Dataset entries on figures:
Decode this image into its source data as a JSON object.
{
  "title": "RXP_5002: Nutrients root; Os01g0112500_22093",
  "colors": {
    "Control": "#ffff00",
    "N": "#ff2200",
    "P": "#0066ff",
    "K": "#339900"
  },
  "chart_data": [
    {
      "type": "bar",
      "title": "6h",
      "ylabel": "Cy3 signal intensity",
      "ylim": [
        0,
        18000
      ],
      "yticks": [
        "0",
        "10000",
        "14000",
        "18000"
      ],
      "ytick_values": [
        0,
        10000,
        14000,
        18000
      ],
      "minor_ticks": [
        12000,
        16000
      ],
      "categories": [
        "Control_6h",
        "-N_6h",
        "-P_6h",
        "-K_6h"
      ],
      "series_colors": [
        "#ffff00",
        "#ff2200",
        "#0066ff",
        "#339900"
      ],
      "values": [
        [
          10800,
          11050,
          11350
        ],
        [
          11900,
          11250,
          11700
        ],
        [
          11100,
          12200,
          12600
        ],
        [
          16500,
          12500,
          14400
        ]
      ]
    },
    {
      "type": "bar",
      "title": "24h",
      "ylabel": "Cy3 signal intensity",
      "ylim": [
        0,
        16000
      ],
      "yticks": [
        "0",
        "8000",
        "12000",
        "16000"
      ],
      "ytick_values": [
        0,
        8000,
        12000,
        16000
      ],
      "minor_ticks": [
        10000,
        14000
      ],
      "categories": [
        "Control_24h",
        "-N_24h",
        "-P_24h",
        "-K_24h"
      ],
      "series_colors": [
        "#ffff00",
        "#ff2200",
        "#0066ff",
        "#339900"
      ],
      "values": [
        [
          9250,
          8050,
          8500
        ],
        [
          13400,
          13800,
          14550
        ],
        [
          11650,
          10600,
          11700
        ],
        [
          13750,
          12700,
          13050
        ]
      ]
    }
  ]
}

**GOAL OF THE EXERCISE:**
Return each entry from the material above exactly as it appears.

**COMPLETED TASK:**
Decode this image into its source data as a JSON object.
{
  "title": "RXP_5002: Nutrients root; Os01g0112500_22093",
  "colors": {
    "Control": "#ffff00",
    "N": "#ff2200",
    "P": "#0066ff",
    "K": "#339900"
  },
  "chart_data": [
    {
      "type": "bar",
      "title": "6h",
      "ylabel": "Cy3 signal intensity",
      "ylim": [
        0,
        18000
      ],
      "yticks": [
        "0",
        "10000",
        "14000",
        "18000"
      ],
      "ytick_values": [
        0,
        10000,
        14000,
        18000
      ],
      "minor_ticks": [
        12000,
        16000
      ],
      "categories": [
        "Control_6h",
        "-N_6h",
        "-P_6h",
        "-K_6h"
      ],
      "series_colors": [
        "#ffff00",
        "#ff2200",
        "#0066ff",
        "#339900"
      ],
      "values": [
        [
          10800,
          11050,
          11350
        ],
        [
          11900,
          11250,
          11700
        ],
        [
          11100,
          12200,
          12600
        ],
        [
          16500,
          12500,
          14400
        ]
      ]
    },
    {
      "type": "bar",
      "title": "24h",
      "ylabel": "Cy3 signal intensity",
      "ylim": [
        0,
        16000
      ],
      "yticks": [
        "0",
        "8000",
        "12000",
        "16000"
      ],
      "ytick_values": [
        0,
        8000,
        12000,
        16000
      ],
      "minor_ticks": [
        10000,
        14000
      ],
      "categories": [
        "Control_24h",
        "-N_24h",
        "-P_24h",
        "-K_24h"
      ],
      "series_colors": [
        "#ffff00",
        "#ff2200",
        "#0066ff",
        "#339900"
      ],
      "values": [
        [
          9250,
          8050,
          8500
        ],
        [
          13400,
          13800,
          14550
        ],
        [
          11650,
          10600,
          11700
        ],
        [
          13750,
          12700,
          13050
        ]
      ]
    }
  ]
}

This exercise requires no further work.